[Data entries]
(begin)

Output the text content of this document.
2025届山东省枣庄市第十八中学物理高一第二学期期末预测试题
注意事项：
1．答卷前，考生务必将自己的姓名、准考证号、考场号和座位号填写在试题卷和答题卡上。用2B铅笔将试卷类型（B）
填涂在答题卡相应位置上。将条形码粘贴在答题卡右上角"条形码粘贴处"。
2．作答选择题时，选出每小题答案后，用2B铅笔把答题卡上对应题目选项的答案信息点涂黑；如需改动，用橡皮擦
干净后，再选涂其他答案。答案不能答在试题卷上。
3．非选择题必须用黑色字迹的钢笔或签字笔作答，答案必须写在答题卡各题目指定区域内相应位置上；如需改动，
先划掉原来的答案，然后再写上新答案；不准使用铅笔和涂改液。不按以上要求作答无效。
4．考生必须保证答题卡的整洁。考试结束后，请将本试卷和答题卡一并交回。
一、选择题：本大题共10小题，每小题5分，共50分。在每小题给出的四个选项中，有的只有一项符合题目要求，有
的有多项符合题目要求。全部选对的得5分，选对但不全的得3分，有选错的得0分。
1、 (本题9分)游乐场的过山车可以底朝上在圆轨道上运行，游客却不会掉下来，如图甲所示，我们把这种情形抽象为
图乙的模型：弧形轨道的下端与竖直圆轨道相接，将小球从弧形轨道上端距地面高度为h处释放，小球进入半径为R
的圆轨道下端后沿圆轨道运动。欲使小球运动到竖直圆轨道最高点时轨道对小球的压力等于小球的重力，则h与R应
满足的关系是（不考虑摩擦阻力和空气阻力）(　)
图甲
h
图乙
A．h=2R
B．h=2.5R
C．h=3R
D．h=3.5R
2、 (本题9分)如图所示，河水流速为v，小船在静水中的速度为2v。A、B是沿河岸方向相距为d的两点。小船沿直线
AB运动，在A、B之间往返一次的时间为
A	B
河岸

(end)

▸ **What the exercise asks**
In the records, locate each line holding the string "如需改动" and copy it.

▸ **Exercise solution**
2．作答选择题时，选出每小题答案后，用2B铅笔把答题卡上对应题目选项的答案信息点涂黑；如需改动，用橡皮擦
3．非选择题必须用黑色字迹的钢笔或签字笔作答，答案必须写在答题卡各题目指定区域内相应位置上；如需改动，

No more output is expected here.